-- Set exercise --
Return each line of the material verbatim.
— Begin —
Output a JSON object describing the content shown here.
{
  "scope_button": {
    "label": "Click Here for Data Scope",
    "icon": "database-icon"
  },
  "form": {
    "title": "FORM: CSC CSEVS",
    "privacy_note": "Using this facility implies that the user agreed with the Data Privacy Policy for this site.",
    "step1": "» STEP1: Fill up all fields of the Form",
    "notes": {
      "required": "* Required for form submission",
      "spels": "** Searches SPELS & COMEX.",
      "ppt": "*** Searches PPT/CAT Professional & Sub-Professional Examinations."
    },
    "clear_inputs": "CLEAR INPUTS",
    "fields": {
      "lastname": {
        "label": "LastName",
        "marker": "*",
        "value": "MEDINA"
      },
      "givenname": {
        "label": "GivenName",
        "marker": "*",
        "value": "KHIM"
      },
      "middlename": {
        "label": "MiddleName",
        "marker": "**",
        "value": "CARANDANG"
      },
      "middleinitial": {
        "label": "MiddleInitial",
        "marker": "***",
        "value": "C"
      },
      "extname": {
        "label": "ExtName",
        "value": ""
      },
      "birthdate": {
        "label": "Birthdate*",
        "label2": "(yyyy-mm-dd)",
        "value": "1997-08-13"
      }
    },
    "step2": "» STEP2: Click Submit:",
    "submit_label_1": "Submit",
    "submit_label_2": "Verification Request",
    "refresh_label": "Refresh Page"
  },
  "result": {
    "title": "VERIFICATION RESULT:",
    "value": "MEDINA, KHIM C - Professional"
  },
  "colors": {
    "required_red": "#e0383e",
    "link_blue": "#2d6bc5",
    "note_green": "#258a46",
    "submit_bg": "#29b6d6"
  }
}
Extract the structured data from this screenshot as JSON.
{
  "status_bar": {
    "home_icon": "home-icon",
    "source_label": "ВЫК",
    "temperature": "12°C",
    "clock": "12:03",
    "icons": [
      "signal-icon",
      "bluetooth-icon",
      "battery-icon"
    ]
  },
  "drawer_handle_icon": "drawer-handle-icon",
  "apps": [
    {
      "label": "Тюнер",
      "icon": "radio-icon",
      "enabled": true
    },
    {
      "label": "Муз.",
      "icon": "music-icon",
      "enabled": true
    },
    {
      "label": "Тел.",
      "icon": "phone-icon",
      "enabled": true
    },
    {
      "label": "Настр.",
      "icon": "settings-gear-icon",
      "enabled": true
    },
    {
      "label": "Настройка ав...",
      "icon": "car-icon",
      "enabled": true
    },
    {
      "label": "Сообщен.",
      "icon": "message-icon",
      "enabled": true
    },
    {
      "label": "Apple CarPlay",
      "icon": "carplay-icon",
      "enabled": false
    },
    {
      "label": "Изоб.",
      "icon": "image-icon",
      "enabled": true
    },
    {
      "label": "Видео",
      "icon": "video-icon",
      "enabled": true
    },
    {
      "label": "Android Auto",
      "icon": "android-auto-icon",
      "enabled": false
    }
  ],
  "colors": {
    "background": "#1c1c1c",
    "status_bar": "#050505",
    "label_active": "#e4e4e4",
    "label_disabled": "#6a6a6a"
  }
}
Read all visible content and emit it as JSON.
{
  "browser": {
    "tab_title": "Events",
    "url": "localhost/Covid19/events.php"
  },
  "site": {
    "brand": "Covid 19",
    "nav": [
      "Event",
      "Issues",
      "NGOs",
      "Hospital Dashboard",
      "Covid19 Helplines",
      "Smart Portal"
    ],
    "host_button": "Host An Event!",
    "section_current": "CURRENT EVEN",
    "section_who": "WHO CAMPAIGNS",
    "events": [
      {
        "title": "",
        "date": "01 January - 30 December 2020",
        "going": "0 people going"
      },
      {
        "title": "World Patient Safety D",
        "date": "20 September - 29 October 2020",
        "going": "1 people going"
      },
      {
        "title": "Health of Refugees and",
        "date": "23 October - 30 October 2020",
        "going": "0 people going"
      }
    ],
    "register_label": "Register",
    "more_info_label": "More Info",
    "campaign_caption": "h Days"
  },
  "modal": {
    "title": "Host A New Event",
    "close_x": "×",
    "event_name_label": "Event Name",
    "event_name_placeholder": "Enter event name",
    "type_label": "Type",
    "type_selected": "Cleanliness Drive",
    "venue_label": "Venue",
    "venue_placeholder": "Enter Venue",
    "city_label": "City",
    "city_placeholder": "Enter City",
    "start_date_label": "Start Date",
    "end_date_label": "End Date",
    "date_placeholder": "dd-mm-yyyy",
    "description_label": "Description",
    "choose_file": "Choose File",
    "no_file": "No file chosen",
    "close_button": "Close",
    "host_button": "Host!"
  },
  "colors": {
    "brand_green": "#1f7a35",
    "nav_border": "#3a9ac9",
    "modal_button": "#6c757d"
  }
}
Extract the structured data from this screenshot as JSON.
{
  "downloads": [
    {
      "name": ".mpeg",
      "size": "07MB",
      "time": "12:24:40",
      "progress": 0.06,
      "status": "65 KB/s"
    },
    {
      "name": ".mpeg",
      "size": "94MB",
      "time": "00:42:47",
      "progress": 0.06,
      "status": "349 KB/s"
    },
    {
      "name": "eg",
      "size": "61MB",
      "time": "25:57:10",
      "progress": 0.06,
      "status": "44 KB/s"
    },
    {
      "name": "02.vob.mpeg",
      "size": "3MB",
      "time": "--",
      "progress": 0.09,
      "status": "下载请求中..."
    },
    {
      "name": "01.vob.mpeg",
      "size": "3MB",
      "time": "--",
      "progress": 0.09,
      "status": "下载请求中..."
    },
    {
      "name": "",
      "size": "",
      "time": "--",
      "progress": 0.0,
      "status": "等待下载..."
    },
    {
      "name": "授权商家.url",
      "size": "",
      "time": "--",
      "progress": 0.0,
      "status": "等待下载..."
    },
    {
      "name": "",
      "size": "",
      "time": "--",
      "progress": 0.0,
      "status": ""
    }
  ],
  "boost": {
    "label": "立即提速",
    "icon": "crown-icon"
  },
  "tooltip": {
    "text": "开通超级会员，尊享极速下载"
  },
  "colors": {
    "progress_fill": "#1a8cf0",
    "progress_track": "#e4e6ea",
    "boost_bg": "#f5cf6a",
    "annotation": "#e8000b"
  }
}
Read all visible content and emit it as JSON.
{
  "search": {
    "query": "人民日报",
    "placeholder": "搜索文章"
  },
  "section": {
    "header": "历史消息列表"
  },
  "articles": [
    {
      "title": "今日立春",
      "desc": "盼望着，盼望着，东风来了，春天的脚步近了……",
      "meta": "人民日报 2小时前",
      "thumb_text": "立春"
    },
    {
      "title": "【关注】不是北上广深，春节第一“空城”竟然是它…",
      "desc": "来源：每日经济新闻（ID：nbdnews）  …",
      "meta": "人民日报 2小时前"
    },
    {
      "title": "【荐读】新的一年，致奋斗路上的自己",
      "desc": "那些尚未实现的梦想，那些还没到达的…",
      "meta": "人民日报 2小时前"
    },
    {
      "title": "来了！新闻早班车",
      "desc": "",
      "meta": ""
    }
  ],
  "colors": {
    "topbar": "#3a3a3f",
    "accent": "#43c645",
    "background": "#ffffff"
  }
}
— End —
-- Solution for this problem --
Output a JSON object describing the content shown here.
{
  "scope_button": {
    "label": "Click Here for Data Scope",
    "icon": "database-icon"
  },
  "form": {
    "title": "FORM: CSC CSEVS",
    "privacy_note": "Using this facility implies that the user agreed with the Data Privacy Policy for this site.",
    "step1": "» STEP1: Fill up all fields of the Form",
    "notes": {
      "required": "* Required for form submission",
      "spels": "** Searches SPELS & COMEX.",
      "ppt": "*** Searches PPT/CAT Professional & Sub-Professional Examinations."
    },
    "clear_inputs": "CLEAR INPUTS",
    "fields": {
      "lastname": {
        "label": "LastName",
        "marker": "*",
        "value": "MEDINA"
      },
      "givenname": {
        "label": "GivenName",
        "marker": "*",
        "value": "KHIM"
      },
      "middlename": {
        "label": "MiddleName",
        "marker": "**",
        "value": "CARANDANG"
      },
      "middleinitial": {
        "label": "MiddleInitial",
        "marker": "***",
        "value": "C"
      },
      "extname": {
        "label": "ExtName",
        "value": ""
      },
      "birthdate": {
        "label": "Birthdate*",
        "label2": "(yyyy-mm-dd)",
        "value": "1997-08-13"
      }
    },
    "step2": "» STEP2: Click Submit:",
    "submit_label_1": "Submit",
    "submit_label_2": "Verification Request",
    "refresh_label": "Refresh Page"
  },
  "result": {
    "title": "VERIFICATION RESULT:",
    "value": "MEDINA, KHIM C - Professional"
  },
  "colors": {
    "required_red": "#e0383e",
    "link_blue": "#2d6bc5",
    "note_green": "#258a46",
    "submit_bg": "#29b6d6"
  }
}
Extract the structured data from this screenshot as JSON.
{
  "status_bar": {
    "home_icon": "home-icon",
    "source_label": "ВЫК",
    "temperature": "12°C",
    "clock": "12:03",
    "icons": [
      "signal-icon",
      "bluetooth-icon",
      "battery-icon"
    ]
  },
  "drawer_handle_icon": "drawer-handle-icon",
  "apps": [
    {
      "label": "Тюнер",
      "icon": "radio-icon",
      "enabled": true
    },
    {
      "label": "Муз.",
      "icon": "music-icon",
      "enabled": true
    },
    {
      "label": "Тел.",
      "icon": "phone-icon",
      "enabled": true
    },
    {
      "label": "Настр.",
      "icon": "settings-gear-icon",
      "enabled": true
    },
    {
      "label": "Настройка ав...",
      "icon": "car-icon",
      "enabled": true
    },
    {
      "label": "Сообщен.",
      "icon": "message-icon",
      "enabled": true
    },
    {
      "label": "Apple CarPlay",
      "icon": "carplay-icon",
      "enabled": false
    },
    {
      "label": "Изоб.",
      "icon": "image-icon",
      "enabled": true
    },
    {
      "label": "Видео",
      "icon": "video-icon",
      "enabled": true
    },
    {
      "label": "Android Auto",
      "icon": "android-auto-icon",
      "enabled": false
    }
  ],
  "colors": {
    "background": "#1c1c1c",
    "status_bar": "#050505",
    "label_active": "#e4e4e4",
    "label_disabled": "#6a6a6a"
  }
}
Read all visible content and emit it as JSON.
{
  "browser": {
    "tab_title": "Events",
    "url": "localhost/Covid19/events.php"
  },
  "site": {
    "brand": "Covid 19",
    "nav": [
      "Event",
      "Issues",
      "NGOs",
      "Hospital Dashboard",
      "Covid19 Helplines",
      "Smart Portal"
    ],
    "host_button": "Host An Event!",
    "section_current": "CURRENT EVEN",
    "section_who": "WHO CAMPAIGNS",
    "events": [
      {
        "title": "",
        "date": "01 January - 30 December 2020",
        "going": "0 people going"
      },
      {
        "title": "World Patient Safety D",
        "date": "20 September - 29 October 2020",
        "going": "1 people going"
      },
      {
        "title": "Health of Refugees and",
        "date": "23 October - 30 October 2020",
        "going": "0 people going"
      }
    ],
    "register_label": "Register",
    "more_info_label": "More Info",
    "campaign_caption": "h Days"
  },
  "modal": {
    "title": "Host A New Event",
    "close_x": "×",
    "event_name_label": "Event Name",
    "event_name_placeholder": "Enter event name",
    "type_label": "Type",
    "type_selected": "Cleanliness Drive",
    "venue_label": "Venue",
    "venue_placeholder": "Enter Venue",
    "city_label": "City",
    "city_placeholder": "Enter City",
    "start_date_label": "Start Date",
    "end_date_label": "End Date",
    "date_placeholder": "dd-mm-yyyy",
    "description_label": "Description",
    "choose_file": "Choose File",
    "no_file": "No file chosen",
    "close_button": "Close",
    "host_button": "Host!"
  },
  "colors": {
    "brand_green": "#1f7a35",
    "nav_border": "#3a9ac9",
    "modal_button": "#6c757d"
  }
}
Extract the structured data from this screenshot as JSON.
{
  "downloads": [
    {
      "name": ".mpeg",
      "size": "07MB",
      "time": "12:24:40",
      "progress": 0.06,
      "status": "65 KB/s"
    },
    {
      "name": ".mpeg",
      "size": "94MB",
      "time": "00:42:47",
      "progress": 0.06,
      "status": "349 KB/s"
    },
    {
      "name": "eg",
      "size": "61MB",
      "time": "25:57:10",
      "progress": 0.06,
      "status": "44 KB/s"
    },
    {
      "name": "02.vob.mpeg",
      "size": "3MB",
      "time": "--",
      "progress": 0.09,
      "status": "下载请求中..."
    },
    {
      "name": "01.vob.mpeg",
      "size": "3MB",
      "time": "--",
      "progress": 0.09,
      "status": "下载请求中..."
    },
    {
      "name": "",
      "size": "",
      "time": "--",
      "progress": 0.0,
      "status": "等待下载..."
    },
    {
      "name": "授权商家.url",
      "size": "",
      "time": "--",
      "progress": 0.0,
      "status": "等待下载..."
    },
    {
      "name": "",
      "size": "",
      "time": "--",
      "progress": 0.0,
      "status": ""
    }
  ],
  "boost": {
    "label": "立即提速",
    "icon": "crown-icon"
  },
  "tooltip": {
    "text": "开通超级会员，尊享极速下载"
  },
  "colors": {
    "progress_fill": "#1a8cf0",
    "progress_track": "#e4e6ea",
    "boost_bg": "#f5cf6a",
    "annotation": "#e8000b"
  }
}
Read all visible content and emit it as JSON.
{
  "search": {
    "query": "人民日报",
    "placeholder": "搜索文章"
  },
  "section": {
    "header": "历史消息列表"
  },
  "articles": [
    {
      "title": "今日立春",
      "desc": "盼望着，盼望着，东风来了，春天的脚步近了……",
      "meta": "人民日报 2小时前",
      "thumb_text": "立春"
    },
    {
      "title": "【关注】不是北上广深，春节第一“空城”竟然是它…",
      "desc": "来源：每日经济新闻（ID：nbdnews）  …",
      "meta": "人民日报 2小时前"
    },
    {
      "title": "【荐读】新的一年，致奋斗路上的自己",
      "desc": "那些尚未实现的梦想，那些还没到达的…",
      "meta": "人民日报 2小时前"
    },
    {
      "title": "来了！新闻早班车",
      "desc": "",
      "meta": ""
    }
  ],
  "colors": {
    "topbar": "#3a3a3f",
    "accent": "#43c645",
    "background": "#ffffff"
  }
}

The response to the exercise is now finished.